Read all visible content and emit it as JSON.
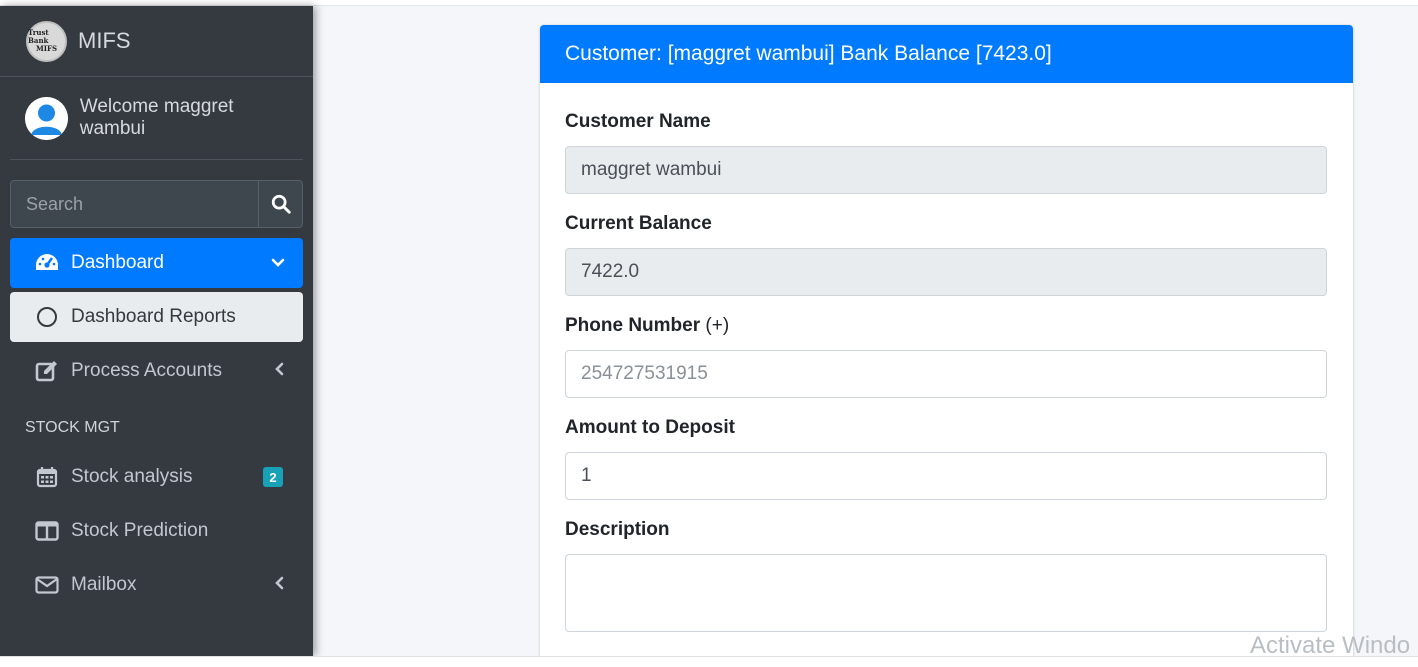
{
  "brand": {
    "logo_text_line1": "Trust Bank",
    "logo_text_line2": "MIFS",
    "name": "MIFS"
  },
  "user": {
    "welcome": "Welcome maggret wambui"
  },
  "search": {
    "placeholder": "Search"
  },
  "nav": {
    "dashboard": "Dashboard",
    "dashboard_reports": "Dashboard Reports",
    "process_accounts": "Process Accounts",
    "section_stock": "STOCK MGT",
    "stock_analysis": "Stock analysis",
    "stock_analysis_badge": "2",
    "stock_prediction": "Stock Prediction",
    "mailbox": "Mailbox"
  },
  "card": {
    "header": "Customer: [maggret wambui] Bank Balance [7423.0]"
  },
  "form": {
    "customer_name_label": "Customer Name",
    "customer_name_value": "maggret wambui",
    "current_balance_label": "Current Balance",
    "current_balance_value": "7422.0",
    "phone_label": "Phone Number",
    "phone_hint": "(+)",
    "phone_placeholder": "254727531915",
    "amount_label": "Amount to Deposit",
    "amount_value": "1",
    "description_label": "Description",
    "description_value": ""
  },
  "watermark": "Activate Windo",
  "colors": {
    "sidebar_bg": "#343a40",
    "primary": "#007bff",
    "badge": "#17a2b8",
    "content_bg": "#f4f6f9"
  }
}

Exercise: Your task is to list each line of the records with the word "Bank".

Reply:
    "logo_text_line1": "Trust Bank",
    "header": "Customer: [maggret wambui] Bank Balance [7423.0]"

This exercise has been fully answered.